**WHAT IS REQUIRED:** Write every record out again exactly, and keep images out of it.

Source data
-------
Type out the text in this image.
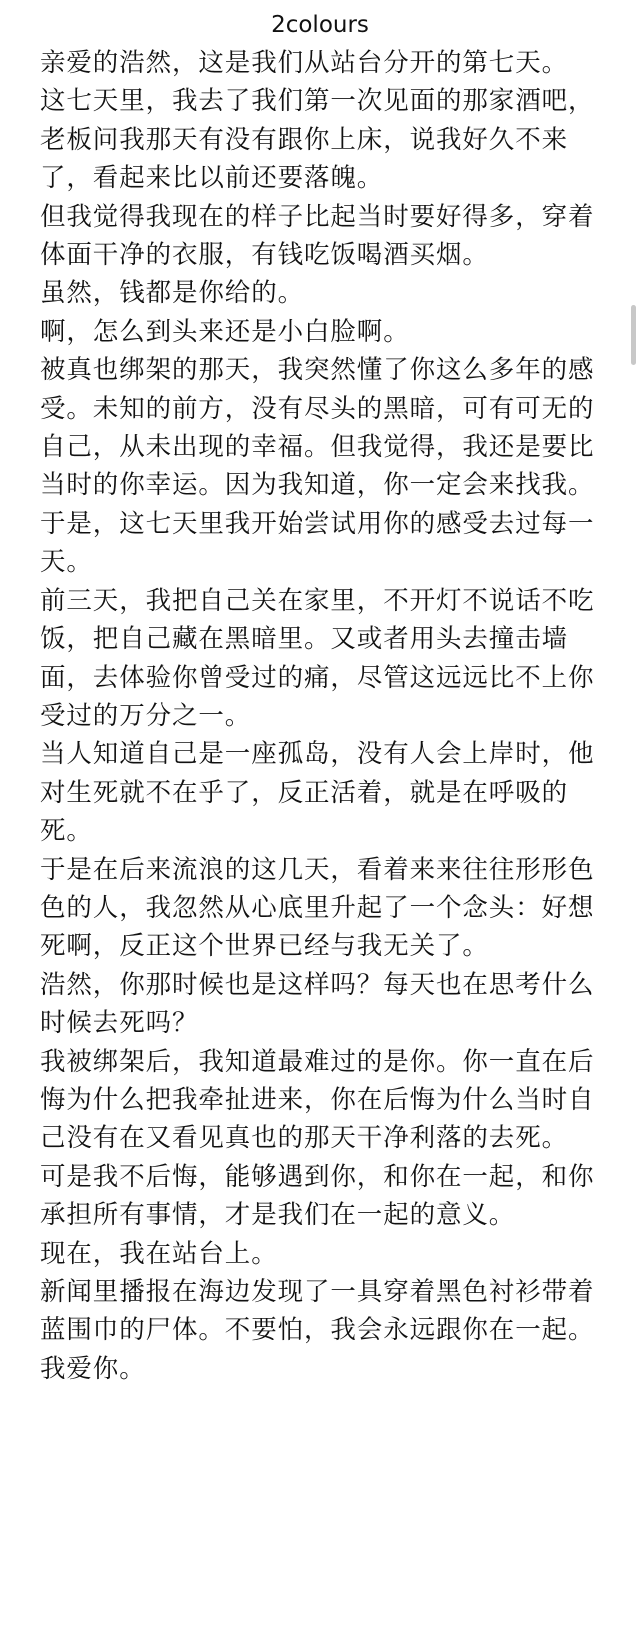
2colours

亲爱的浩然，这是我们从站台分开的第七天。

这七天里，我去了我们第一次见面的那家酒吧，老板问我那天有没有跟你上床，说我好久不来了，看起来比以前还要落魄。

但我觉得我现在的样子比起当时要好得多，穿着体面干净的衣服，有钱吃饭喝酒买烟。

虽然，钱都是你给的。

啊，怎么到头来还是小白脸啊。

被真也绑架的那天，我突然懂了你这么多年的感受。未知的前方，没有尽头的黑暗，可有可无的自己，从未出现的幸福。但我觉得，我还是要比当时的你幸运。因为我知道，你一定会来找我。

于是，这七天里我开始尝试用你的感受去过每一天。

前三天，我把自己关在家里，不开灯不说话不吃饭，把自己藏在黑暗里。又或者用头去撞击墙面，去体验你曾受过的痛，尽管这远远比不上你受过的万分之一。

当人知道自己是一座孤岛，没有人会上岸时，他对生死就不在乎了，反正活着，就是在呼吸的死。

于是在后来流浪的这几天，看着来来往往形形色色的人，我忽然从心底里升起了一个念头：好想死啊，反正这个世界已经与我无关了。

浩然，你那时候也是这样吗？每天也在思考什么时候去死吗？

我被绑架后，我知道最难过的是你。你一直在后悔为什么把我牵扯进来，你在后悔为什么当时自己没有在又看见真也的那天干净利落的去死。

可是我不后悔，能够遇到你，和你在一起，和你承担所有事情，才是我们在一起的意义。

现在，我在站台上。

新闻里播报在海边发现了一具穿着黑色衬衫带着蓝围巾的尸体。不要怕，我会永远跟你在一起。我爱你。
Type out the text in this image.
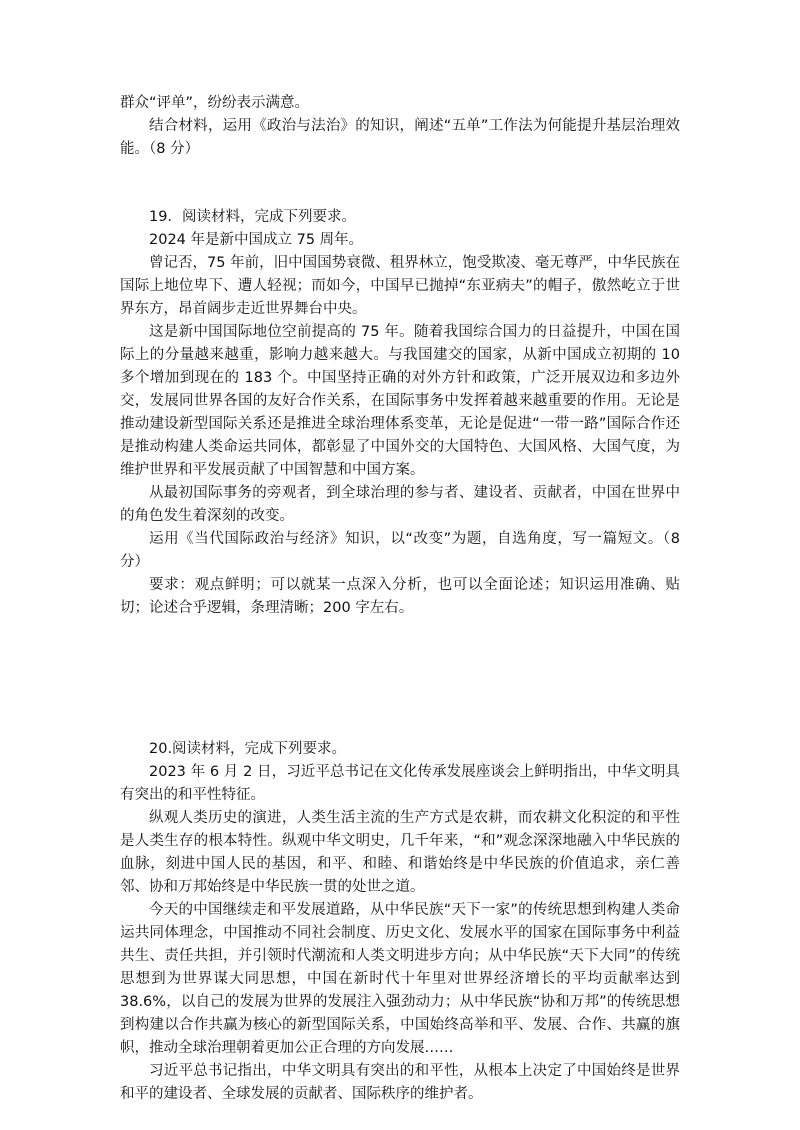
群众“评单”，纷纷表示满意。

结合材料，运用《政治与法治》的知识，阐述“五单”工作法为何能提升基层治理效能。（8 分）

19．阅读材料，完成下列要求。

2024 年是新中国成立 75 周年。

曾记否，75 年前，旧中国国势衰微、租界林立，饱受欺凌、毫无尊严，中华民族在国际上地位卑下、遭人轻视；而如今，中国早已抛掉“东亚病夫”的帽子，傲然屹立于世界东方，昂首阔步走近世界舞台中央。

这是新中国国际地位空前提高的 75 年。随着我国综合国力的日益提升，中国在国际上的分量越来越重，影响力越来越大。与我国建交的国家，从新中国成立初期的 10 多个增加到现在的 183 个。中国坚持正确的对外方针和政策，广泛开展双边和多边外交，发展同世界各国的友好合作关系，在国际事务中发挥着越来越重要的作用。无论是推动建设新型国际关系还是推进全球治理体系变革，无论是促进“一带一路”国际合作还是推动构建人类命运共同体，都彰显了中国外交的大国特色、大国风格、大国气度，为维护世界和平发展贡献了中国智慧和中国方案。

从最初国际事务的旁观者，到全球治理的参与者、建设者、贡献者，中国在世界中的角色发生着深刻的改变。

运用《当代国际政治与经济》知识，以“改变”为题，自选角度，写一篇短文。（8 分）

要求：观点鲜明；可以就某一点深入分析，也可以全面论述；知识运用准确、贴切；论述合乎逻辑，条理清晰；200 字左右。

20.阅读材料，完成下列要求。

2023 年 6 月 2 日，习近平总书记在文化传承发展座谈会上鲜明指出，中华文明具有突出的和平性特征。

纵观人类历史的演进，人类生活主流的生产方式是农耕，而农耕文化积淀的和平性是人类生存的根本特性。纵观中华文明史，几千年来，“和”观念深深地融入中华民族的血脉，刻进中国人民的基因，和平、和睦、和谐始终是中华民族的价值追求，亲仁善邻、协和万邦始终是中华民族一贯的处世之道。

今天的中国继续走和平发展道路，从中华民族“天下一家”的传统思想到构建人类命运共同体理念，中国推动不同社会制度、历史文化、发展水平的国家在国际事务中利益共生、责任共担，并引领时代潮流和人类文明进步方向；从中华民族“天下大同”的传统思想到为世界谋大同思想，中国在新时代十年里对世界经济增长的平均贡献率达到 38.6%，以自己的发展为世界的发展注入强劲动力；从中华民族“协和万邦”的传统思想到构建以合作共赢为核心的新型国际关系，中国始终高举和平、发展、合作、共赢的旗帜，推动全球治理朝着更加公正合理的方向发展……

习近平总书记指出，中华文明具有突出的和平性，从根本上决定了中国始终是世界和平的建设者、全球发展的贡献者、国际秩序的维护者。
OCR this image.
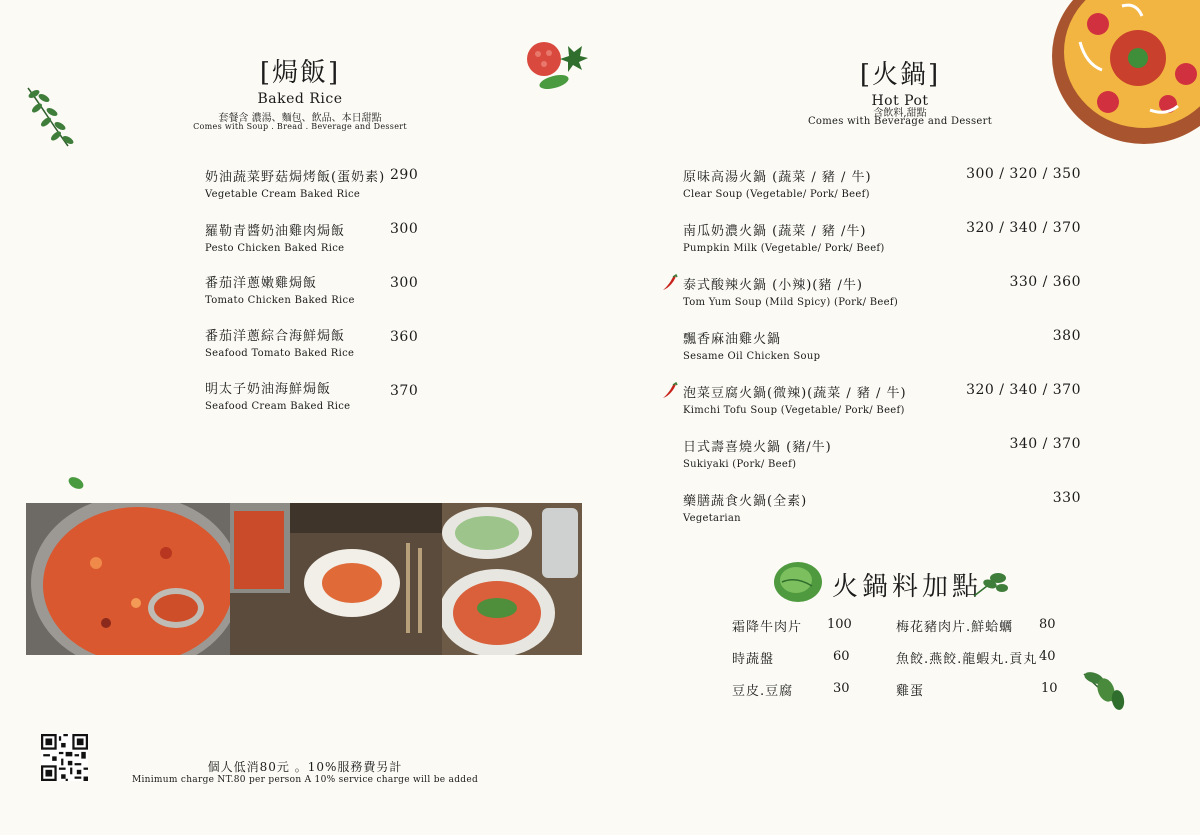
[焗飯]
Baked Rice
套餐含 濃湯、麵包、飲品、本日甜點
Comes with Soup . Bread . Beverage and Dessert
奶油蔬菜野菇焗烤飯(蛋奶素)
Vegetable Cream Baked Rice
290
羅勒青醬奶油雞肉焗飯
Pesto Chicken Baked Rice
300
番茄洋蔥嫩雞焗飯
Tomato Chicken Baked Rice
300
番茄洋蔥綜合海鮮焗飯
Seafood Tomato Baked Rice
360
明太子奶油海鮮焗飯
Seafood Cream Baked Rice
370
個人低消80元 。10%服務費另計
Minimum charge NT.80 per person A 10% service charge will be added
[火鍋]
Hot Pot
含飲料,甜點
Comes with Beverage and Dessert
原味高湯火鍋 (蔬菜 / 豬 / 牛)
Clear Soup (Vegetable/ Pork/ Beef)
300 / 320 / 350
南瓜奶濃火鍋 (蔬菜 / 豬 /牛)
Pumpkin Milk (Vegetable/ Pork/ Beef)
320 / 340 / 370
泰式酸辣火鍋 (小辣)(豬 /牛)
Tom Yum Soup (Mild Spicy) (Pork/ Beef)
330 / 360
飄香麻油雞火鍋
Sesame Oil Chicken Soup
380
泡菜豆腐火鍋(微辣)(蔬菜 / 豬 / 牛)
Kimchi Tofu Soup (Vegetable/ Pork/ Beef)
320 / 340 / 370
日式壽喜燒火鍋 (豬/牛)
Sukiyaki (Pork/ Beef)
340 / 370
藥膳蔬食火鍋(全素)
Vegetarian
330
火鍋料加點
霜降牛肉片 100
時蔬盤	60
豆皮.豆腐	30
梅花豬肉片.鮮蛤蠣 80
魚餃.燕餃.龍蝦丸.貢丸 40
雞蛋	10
-------
**WRITTEN ANSWER:**
Type out the text in this image.
2colours

亲爱的浩然，这是我们从站台分开的第七天。

这七天里，我去了我们第一次见面的那家酒吧，老板问我那天有没有跟你上床，说我好久不来了，看起来比以前还要落魄。

但我觉得我现在的样子比起当时要好得多，穿着体面干净的衣服，有钱吃饭喝酒买烟。

虽然，钱都是你给的。

啊，怎么到头来还是小白脸啊。

被真也绑架的那天，我突然懂了你这么多年的感受。未知的前方，没有尽头的黑暗，可有可无的自己，从未出现的幸福。但我觉得，我还是要比当时的你幸运。因为我知道，你一定会来找我。

于是，这七天里我开始尝试用你的感受去过每一天。

前三天，我把自己关在家里，不开灯不说话不吃饭，把自己藏在黑暗里。又或者用头去撞击墙面，去体验你曾受过的痛，尽管这远远比不上你受过的万分之一。

当人知道自己是一座孤岛，没有人会上岸时，他对生死就不在乎了，反正活着，就是在呼吸的死。

于是在后来流浪的这几天，看着来来往往形形色色的人，我忽然从心底里升起了一个念头：好想死啊，反正这个世界已经与我无关了。

浩然，你那时候也是这样吗？每天也在思考什么时候去死吗？

我被绑架后，我知道最难过的是你。你一直在后悔为什么把我牵扯进来，你在后悔为什么当时自己没有在又看见真也的那天干净利落的去死。

可是我不后悔，能够遇到你，和你在一起，和你承担所有事情，才是我们在一起的意义。

现在，我在站台上。

新闻里播报在海边发现了一具穿着黑色衬衫带着蓝围巾的尸体。不要怕，我会永远跟你在一起。我爱你。
Type out the text in this image.
群众“评单”，纷纷表示满意。

结合材料，运用《政治与法治》的知识，阐述“五单”工作法为何能提升基层治理效能。（8 分）

19．阅读材料，完成下列要求。

2024 年是新中国成立 75 周年。

曾记否，75 年前，旧中国国势衰微、租界林立，饱受欺凌、毫无尊严，中华民族在国际上地位卑下、遭人轻视；而如今，中国早已抛掉“东亚病夫”的帽子，傲然屹立于世界东方，昂首阔步走近世界舞台中央。

这是新中国国际地位空前提高的 75 年。随着我国综合国力的日益提升，中国在国际上的分量越来越重，影响力越来越大。与我国建交的国家，从新中国成立初期的 10 多个增加到现在的 183 个。中国坚持正确的对外方针和政策，广泛开展双边和多边外交，发展同世界各国的友好合作关系，在国际事务中发挥着越来越重要的作用。无论是推动建设新型国际关系还是推进全球治理体系变革，无论是促进“一带一路”国际合作还是推动构建人类命运共同体，都彰显了中国外交的大国特色、大国风格、大国气度，为维护世界和平发展贡献了中国智慧和中国方案。

从最初国际事务的旁观者，到全球治理的参与者、建设者、贡献者，中国在世界中的角色发生着深刻的改变。

运用《当代国际政治与经济》知识，以“改变”为题，自选角度，写一篇短文。（8 分）

要求：观点鲜明；可以就某一点深入分析，也可以全面论述；知识运用准确、贴切；论述合乎逻辑，条理清晰；200 字左右。

20.阅读材料，完成下列要求。

2023 年 6 月 2 日，习近平总书记在文化传承发展座谈会上鲜明指出，中华文明具有突出的和平性特征。

纵观人类历史的演进，人类生活主流的生产方式是农耕，而农耕文化积淀的和平性是人类生存的根本特性。纵观中华文明史，几千年来，“和”观念深深地融入中华民族的血脉，刻进中国人民的基因，和平、和睦、和谐始终是中华民族的价值追求，亲仁善邻、协和万邦始终是中华民族一贯的处世之道。

今天的中国继续走和平发展道路，从中华民族“天下一家”的传统思想到构建人类命运共同体理念，中国推动不同社会制度、历史文化、发展水平的国家在国际事务中利益共生、责任共担，并引领时代潮流和人类文明进步方向；从中华民族“天下大同”的传统思想到为世界谋大同思想，中国在新时代十年里对世界经济增长的平均贡献率达到 38.6%，以自己的发展为世界的发展注入强劲动力；从中华民族“协和万邦”的传统思想到构建以合作共赢为核心的新型国际关系，中国始终高举和平、发展、合作、共赢的旗帜，推动全球治理朝着更加公正合理的方向发展……

习近平总书记指出，中华文明具有突出的和平性，从根本上决定了中国始终是世界和平的建设者、全球发展的贡献者、国际秩序的维护者。
OCR this image.
[焗飯]
Baked Rice
套餐含 濃湯、麵包、飲品、本日甜點
Comes with Soup . Bread . Beverage and Dessert
奶油蔬菜野菇焗烤飯(蛋奶素)
Vegetable Cream Baked Rice
290
羅勒青醬奶油雞肉焗飯
Pesto Chicken Baked Rice
300
番茄洋蔥嫩雞焗飯
Tomato Chicken Baked Rice
300
番茄洋蔥綜合海鮮焗飯
Seafood Tomato Baked Rice
360
明太子奶油海鮮焗飯
Seafood Cream Baked Rice
370
個人低消80元 。10%服務費另計
Minimum charge NT.80 per person A 10% service charge will be added
[火鍋]
Hot Pot
含飲料,甜點
Comes with Beverage and Dessert
原味高湯火鍋 (蔬菜 / 豬 / 牛)
Clear Soup (Vegetable/ Pork/ Beef)
300 / 320 / 350
南瓜奶濃火鍋 (蔬菜 / 豬 /牛)
Pumpkin Milk (Vegetable/ Pork/ Beef)
320 / 340 / 370
泰式酸辣火鍋 (小辣)(豬 /牛)
Tom Yum Soup (Mild Spicy) (Pork/ Beef)
330 / 360
飄香麻油雞火鍋
Sesame Oil Chicken Soup
380
泡菜豆腐火鍋(微辣)(蔬菜 / 豬 / 牛)
Kimchi Tofu Soup (Vegetable/ Pork/ Beef)
320 / 340 / 370
日式壽喜燒火鍋 (豬/牛)
Sukiyaki (Pork/ Beef)
340 / 370
藥膳蔬食火鍋(全素)
Vegetarian
330
火鍋料加點
霜降牛肉片 100
時蔬盤	60
豆皮.豆腐	30
梅花豬肉片.鮮蛤蠣 80
魚餃.燕餃.龍蝦丸.貢丸 40
雞蛋	10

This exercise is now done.